> **Written request**: Go through the entries below and write each one out exactly.

> **Recorded information**:
────────────────

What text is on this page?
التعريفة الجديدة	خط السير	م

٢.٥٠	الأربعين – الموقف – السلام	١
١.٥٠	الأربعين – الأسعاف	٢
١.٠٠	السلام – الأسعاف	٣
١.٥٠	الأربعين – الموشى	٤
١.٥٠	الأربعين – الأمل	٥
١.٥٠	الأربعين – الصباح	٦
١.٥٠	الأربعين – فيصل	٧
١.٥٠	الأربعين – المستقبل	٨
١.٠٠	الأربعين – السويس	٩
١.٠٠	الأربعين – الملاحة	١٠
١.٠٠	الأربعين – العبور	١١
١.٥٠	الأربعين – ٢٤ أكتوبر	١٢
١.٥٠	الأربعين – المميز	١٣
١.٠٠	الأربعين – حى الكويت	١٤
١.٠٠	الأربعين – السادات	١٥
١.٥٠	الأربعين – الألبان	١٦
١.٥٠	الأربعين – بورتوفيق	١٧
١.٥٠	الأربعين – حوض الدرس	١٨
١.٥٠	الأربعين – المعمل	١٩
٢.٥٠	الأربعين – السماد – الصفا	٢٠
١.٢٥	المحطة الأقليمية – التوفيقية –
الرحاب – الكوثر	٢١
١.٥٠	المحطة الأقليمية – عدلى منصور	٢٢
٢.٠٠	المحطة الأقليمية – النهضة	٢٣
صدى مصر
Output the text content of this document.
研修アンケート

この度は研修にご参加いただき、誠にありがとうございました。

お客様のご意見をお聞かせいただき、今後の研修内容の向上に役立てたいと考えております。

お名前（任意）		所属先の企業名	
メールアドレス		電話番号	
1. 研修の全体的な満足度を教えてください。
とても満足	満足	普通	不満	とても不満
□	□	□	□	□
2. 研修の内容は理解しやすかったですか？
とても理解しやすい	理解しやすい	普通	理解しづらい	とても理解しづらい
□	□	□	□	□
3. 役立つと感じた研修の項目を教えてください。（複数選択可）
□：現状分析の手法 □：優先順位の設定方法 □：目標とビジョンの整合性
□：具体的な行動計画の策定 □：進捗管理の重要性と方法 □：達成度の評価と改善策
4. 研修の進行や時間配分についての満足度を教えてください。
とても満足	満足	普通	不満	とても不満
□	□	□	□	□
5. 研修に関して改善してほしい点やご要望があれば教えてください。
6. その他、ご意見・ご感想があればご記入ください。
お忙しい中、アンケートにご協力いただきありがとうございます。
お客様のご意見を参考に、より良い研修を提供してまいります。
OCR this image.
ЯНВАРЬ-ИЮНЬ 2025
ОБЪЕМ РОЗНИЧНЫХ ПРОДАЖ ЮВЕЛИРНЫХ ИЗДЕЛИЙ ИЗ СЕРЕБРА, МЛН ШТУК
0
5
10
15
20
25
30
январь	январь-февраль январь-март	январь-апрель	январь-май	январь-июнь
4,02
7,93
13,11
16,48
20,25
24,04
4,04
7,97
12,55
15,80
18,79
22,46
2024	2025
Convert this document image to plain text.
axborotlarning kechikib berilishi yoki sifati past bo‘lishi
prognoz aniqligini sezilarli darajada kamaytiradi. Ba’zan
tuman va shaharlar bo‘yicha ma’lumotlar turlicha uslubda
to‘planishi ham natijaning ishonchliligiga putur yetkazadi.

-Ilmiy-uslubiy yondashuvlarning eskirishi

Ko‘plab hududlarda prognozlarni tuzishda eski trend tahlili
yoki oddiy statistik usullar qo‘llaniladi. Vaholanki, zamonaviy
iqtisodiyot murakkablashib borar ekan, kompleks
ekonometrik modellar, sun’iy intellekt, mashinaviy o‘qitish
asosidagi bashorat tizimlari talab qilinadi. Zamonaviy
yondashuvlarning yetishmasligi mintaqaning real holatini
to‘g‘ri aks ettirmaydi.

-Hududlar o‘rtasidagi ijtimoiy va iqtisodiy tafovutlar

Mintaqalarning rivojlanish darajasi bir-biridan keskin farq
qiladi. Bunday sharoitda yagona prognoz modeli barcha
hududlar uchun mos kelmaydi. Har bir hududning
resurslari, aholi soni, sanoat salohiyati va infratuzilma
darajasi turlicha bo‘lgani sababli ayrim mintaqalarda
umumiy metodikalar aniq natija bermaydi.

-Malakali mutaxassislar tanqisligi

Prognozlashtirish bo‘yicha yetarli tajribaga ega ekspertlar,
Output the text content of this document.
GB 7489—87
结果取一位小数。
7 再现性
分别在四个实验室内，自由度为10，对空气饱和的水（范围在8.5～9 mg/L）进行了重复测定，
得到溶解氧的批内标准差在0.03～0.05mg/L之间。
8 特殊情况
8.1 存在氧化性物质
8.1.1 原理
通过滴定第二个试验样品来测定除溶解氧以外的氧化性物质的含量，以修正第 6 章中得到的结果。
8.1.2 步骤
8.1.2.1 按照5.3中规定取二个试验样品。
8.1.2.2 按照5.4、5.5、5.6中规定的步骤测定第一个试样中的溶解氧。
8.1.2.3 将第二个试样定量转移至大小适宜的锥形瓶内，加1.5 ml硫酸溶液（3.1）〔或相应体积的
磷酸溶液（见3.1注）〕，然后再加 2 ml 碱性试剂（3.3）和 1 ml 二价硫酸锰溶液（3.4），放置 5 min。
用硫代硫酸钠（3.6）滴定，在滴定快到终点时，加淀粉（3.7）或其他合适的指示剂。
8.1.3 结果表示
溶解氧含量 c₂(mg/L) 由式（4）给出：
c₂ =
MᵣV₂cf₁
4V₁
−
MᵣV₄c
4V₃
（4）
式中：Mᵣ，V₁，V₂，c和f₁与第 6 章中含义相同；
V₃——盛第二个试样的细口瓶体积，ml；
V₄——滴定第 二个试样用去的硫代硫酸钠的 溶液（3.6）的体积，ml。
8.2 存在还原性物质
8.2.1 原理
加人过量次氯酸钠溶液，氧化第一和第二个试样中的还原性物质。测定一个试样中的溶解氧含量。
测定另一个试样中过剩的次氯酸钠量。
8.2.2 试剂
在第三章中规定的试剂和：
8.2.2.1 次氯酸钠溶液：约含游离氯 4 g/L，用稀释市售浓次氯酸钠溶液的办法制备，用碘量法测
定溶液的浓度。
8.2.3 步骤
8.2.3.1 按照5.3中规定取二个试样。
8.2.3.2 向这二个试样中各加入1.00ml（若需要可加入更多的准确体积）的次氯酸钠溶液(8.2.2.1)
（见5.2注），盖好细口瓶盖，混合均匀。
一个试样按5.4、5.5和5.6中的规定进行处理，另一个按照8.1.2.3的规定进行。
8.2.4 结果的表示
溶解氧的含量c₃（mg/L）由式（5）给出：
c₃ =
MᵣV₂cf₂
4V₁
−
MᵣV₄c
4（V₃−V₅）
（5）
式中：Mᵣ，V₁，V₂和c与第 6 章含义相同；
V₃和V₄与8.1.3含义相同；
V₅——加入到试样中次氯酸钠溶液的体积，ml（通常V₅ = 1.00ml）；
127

────────────────

> **Answer to the task**:
What text is on this page?
التعريفة الجديدة	خط السير	م

٢.٥٠	الأربعين – الموقف – السلام	١
١.٥٠	الأربعين – الأسعاف	٢
١.٠٠	السلام – الأسعاف	٣
١.٥٠	الأربعين – الموشى	٤
١.٥٠	الأربعين – الأمل	٥
١.٥٠	الأربعين – الصباح	٦
١.٥٠	الأربعين – فيصل	٧
١.٥٠	الأربعين – المستقبل	٨
١.٠٠	الأربعين – السويس	٩
١.٠٠	الأربعين – الملاحة	١٠
١.٠٠	الأربعين – العبور	١١
١.٥٠	الأربعين – ٢٤ أكتوبر	١٢
١.٥٠	الأربعين – المميز	١٣
١.٠٠	الأربعين – حى الكويت	١٤
١.٠٠	الأربعين – السادات	١٥
١.٥٠	الأربعين – الألبان	١٦
١.٥٠	الأربعين – بورتوفيق	١٧
١.٥٠	الأربعين – حوض الدرس	١٨
١.٥٠	الأربعين – المعمل	١٩
٢.٥٠	الأربعين – السماد – الصفا	٢٠
١.٢٥	المحطة الأقليمية – التوفيقية –
الرحاب – الكوثر	٢١
١.٥٠	المحطة الأقليمية – عدلى منصور	٢٢
٢.٠٠	المحطة الأقليمية – النهضة	٢٣
صدى مصر
Output the text content of this document.
研修アンケート

この度は研修にご参加いただき、誠にありがとうございました。

お客様のご意見をお聞かせいただき、今後の研修内容の向上に役立てたいと考えております。

お名前（任意）		所属先の企業名	
メールアドレス		電話番号	
1. 研修の全体的な満足度を教えてください。
とても満足	満足	普通	不満	とても不満
□	□	□	□	□
2. 研修の内容は理解しやすかったですか？
とても理解しやすい	理解しやすい	普通	理解しづらい	とても理解しづらい
□	□	□	□	□
3. 役立つと感じた研修の項目を教えてください。（複数選択可）
□：現状分析の手法 □：優先順位の設定方法 □：目標とビジョンの整合性
□：具体的な行動計画の策定 □：進捗管理の重要性と方法 □：達成度の評価と改善策
4. 研修の進行や時間配分についての満足度を教えてください。
とても満足	満足	普通	不満	とても不満
□	□	□	□	□
5. 研修に関して改善してほしい点やご要望があれば教えてください。
6. その他、ご意見・ご感想があればご記入ください。
お忙しい中、アンケートにご協力いただきありがとうございます。
お客様のご意見を参考に、より良い研修を提供してまいります。
OCR this image.
ЯНВАРЬ-ИЮНЬ 2025
ОБЪЕМ РОЗНИЧНЫХ ПРОДАЖ ЮВЕЛИРНЫХ ИЗДЕЛИЙ ИЗ СЕРЕБРА, МЛН ШТУК
0
5
10
15
20
25
30
январь	январь-февраль январь-март	январь-апрель	январь-май	январь-июнь
4,02
7,93
13,11
16,48
20,25
24,04
4,04
7,97
12,55
15,80
18,79
22,46
2024	2025
Convert this document image to plain text.
axborotlarning kechikib berilishi yoki sifati past bo‘lishi
prognoz aniqligini sezilarli darajada kamaytiradi. Ba’zan
tuman va shaharlar bo‘yicha ma’lumotlar turlicha uslubda
to‘planishi ham natijaning ishonchliligiga putur yetkazadi.

-Ilmiy-uslubiy yondashuvlarning eskirishi

Ko‘plab hududlarda prognozlarni tuzishda eski trend tahlili
yoki oddiy statistik usullar qo‘llaniladi. Vaholanki, zamonaviy
iqtisodiyot murakkablashib borar ekan, kompleks
ekonometrik modellar, sun’iy intellekt, mashinaviy o‘qitish
asosidagi bashorat tizimlari talab qilinadi. Zamonaviy
yondashuvlarning yetishmasligi mintaqaning real holatini
to‘g‘ri aks ettirmaydi.

-Hududlar o‘rtasidagi ijtimoiy va iqtisodiy tafovutlar

Mintaqalarning rivojlanish darajasi bir-biridan keskin farq
qiladi. Bunday sharoitda yagona prognoz modeli barcha
hududlar uchun mos kelmaydi. Har bir hududning
resurslari, aholi soni, sanoat salohiyati va infratuzilma
darajasi turlicha bo‘lgani sababli ayrim mintaqalarda
umumiy metodikalar aniq natija bermaydi.

-Malakali mutaxassislar tanqisligi

Prognozlashtirish bo‘yicha yetarli tajribaga ega ekspertlar,
Output the text content of this document.
GB 7489—87
结果取一位小数。
7 再现性
分别在四个实验室内，自由度为10，对空气饱和的水（范围在8.5～9 mg/L）进行了重复测定，
得到溶解氧的批内标准差在0.03～0.05mg/L之间。
8 特殊情况
8.1 存在氧化性物质
8.1.1 原理
通过滴定第二个试验样品来测定除溶解氧以外的氧化性物质的含量，以修正第 6 章中得到的结果。
8.1.2 步骤
8.1.2.1 按照5.3中规定取二个试验样品。
8.1.2.2 按照5.4、5.5、5.6中规定的步骤测定第一个试样中的溶解氧。
8.1.2.3 将第二个试样定量转移至大小适宜的锥形瓶内，加1.5 ml硫酸溶液（3.1）〔或相应体积的
磷酸溶液（见3.1注）〕，然后再加 2 ml 碱性试剂（3.3）和 1 ml 二价硫酸锰溶液（3.4），放置 5 min。
用硫代硫酸钠（3.6）滴定，在滴定快到终点时，加淀粉（3.7）或其他合适的指示剂。
8.1.3 结果表示
溶解氧含量 c₂(mg/L) 由式（4）给出：
c₂ =
MᵣV₂cf₁
4V₁
−
MᵣV₄c
4V₃
（4）
式中：Mᵣ，V₁，V₂，c和f₁与第 6 章中含义相同；
V₃——盛第二个试样的细口瓶体积，ml；
V₄——滴定第 二个试样用去的硫代硫酸钠的 溶液（3.6）的体积，ml。
8.2 存在还原性物质
8.2.1 原理
加人过量次氯酸钠溶液，氧化第一和第二个试样中的还原性物质。测定一个试样中的溶解氧含量。
测定另一个试样中过剩的次氯酸钠量。
8.2.2 试剂
在第三章中规定的试剂和：
8.2.2.1 次氯酸钠溶液：约含游离氯 4 g/L，用稀释市售浓次氯酸钠溶液的办法制备，用碘量法测
定溶液的浓度。
8.2.3 步骤
8.2.3.1 按照5.3中规定取二个试样。
8.2.3.2 向这二个试样中各加入1.00ml（若需要可加入更多的准确体积）的次氯酸钠溶液(8.2.2.1)
（见5.2注），盖好细口瓶盖，混合均匀。
一个试样按5.4、5.5和5.6中的规定进行处理，另一个按照8.1.2.3的规定进行。
8.2.4 结果的表示
溶解氧的含量c₃（mg/L）由式（5）给出：
c₃ =
MᵣV₂cf₂
4V₁
−
MᵣV₄c
4（V₃−V₅）
（5）
式中：Mᵣ，V₁，V₂和c与第 6 章含义相同；
V₃和V₄与8.1.3含义相同；
V₅——加入到试样中次氯酸钠溶液的体积，ml（通常V₅ = 1.00ml）；
127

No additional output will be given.